» GIVEN DATA:

_ _ _ _

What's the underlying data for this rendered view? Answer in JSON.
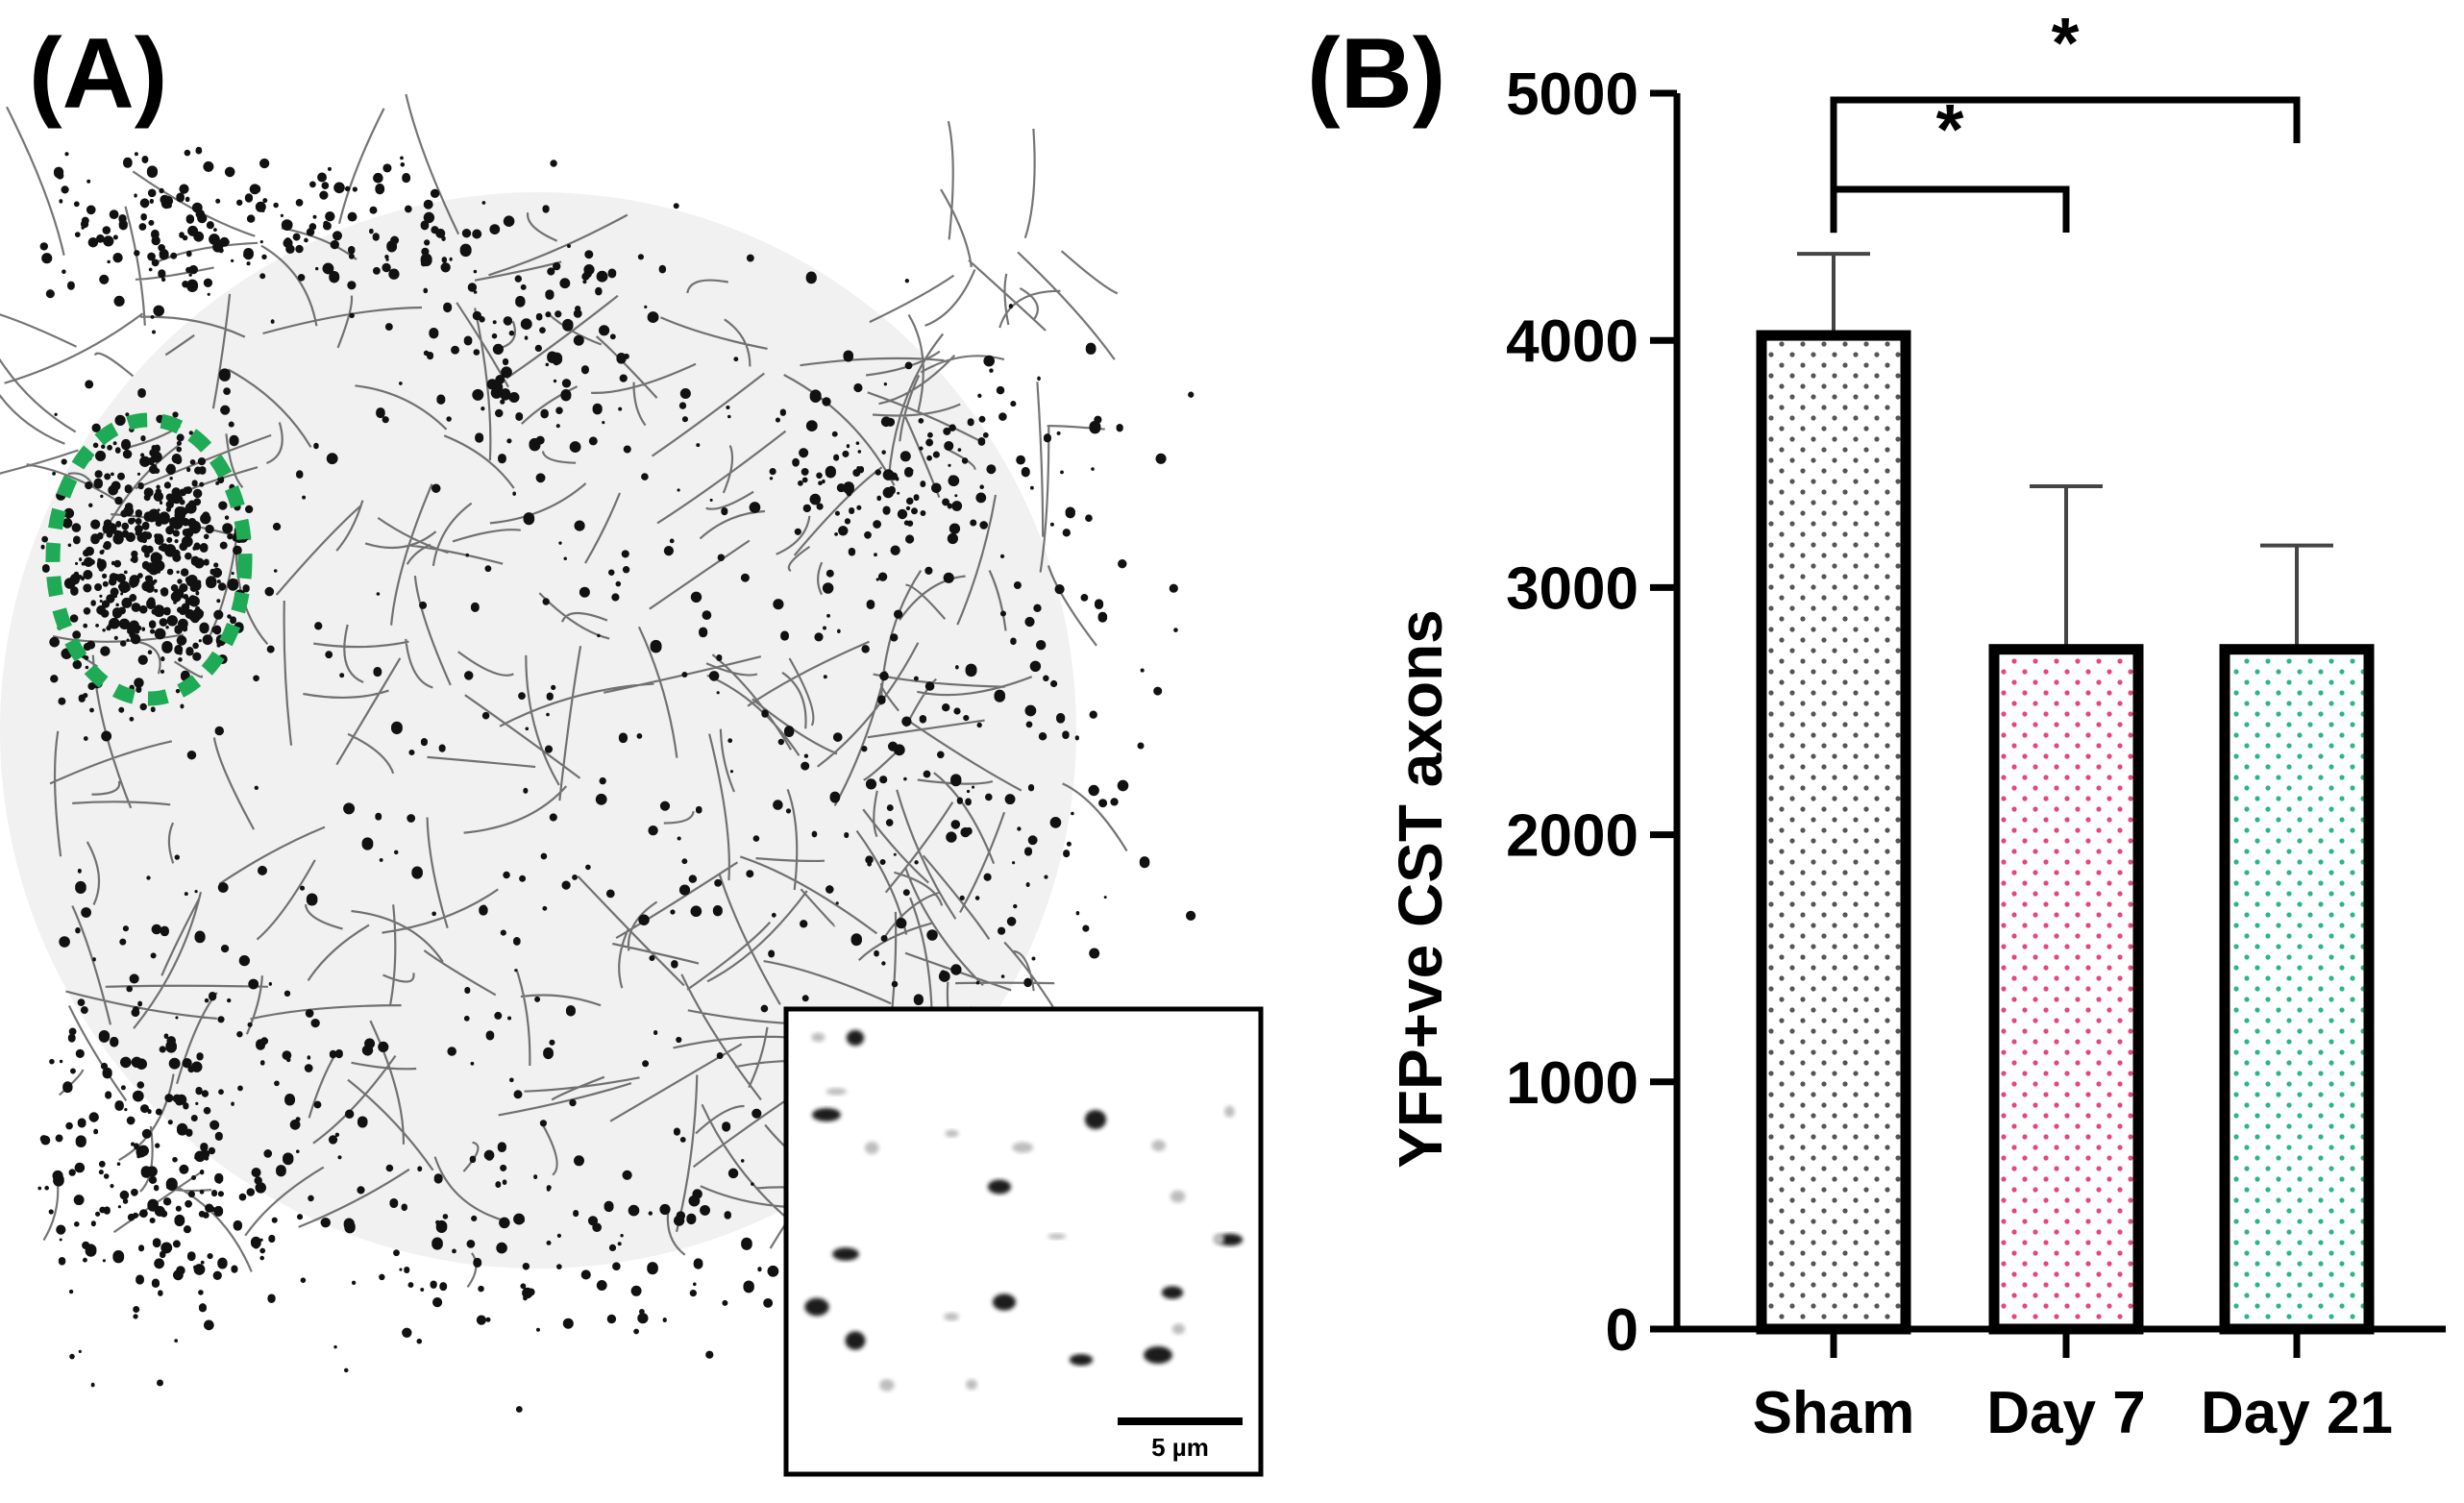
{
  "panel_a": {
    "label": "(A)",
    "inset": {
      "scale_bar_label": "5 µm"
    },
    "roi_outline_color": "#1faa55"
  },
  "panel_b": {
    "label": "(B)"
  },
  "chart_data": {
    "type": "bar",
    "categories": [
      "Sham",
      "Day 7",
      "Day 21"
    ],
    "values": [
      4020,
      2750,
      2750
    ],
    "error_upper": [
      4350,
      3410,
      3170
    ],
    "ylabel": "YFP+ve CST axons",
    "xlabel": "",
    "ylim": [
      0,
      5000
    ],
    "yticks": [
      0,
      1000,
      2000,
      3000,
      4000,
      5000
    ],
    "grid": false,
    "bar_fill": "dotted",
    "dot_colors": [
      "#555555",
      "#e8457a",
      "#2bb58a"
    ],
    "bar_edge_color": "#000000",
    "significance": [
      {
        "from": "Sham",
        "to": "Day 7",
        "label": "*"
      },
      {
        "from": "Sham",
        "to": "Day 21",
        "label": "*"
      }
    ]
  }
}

_ _ _ _

» INSTRUCTIONS TO FOLLOW: Make an exact copy of all entries above, dropping the images.

» SOLUTION BELOW:
What's the underlying data for this rendered view? Answer in JSON.
{
  "panel_a": {
    "label": "(A)",
    "inset": {
      "scale_bar_label": "5 µm"
    },
    "roi_outline_color": "#1faa55"
  },
  "panel_b": {
    "label": "(B)"
  },
  "chart_data": {
    "type": "bar",
    "categories": [
      "Sham",
      "Day 7",
      "Day 21"
    ],
    "values": [
      4020,
      2750,
      2750
    ],
    "error_upper": [
      4350,
      3410,
      3170
    ],
    "ylabel": "YFP+ve CST axons",
    "xlabel": "",
    "ylim": [
      0,
      5000
    ],
    "yticks": [
      0,
      1000,
      2000,
      3000,
      4000,
      5000
    ],
    "grid": false,
    "bar_fill": "dotted",
    "dot_colors": [
      "#555555",
      "#e8457a",
      "#2bb58a"
    ],
    "bar_edge_color": "#000000",
    "significance": [
      {
        "from": "Sham",
        "to": "Day 7",
        "label": "*"
      },
      {
        "from": "Sham",
        "to": "Day 21",
        "label": "*"
      }
    ]
  }
}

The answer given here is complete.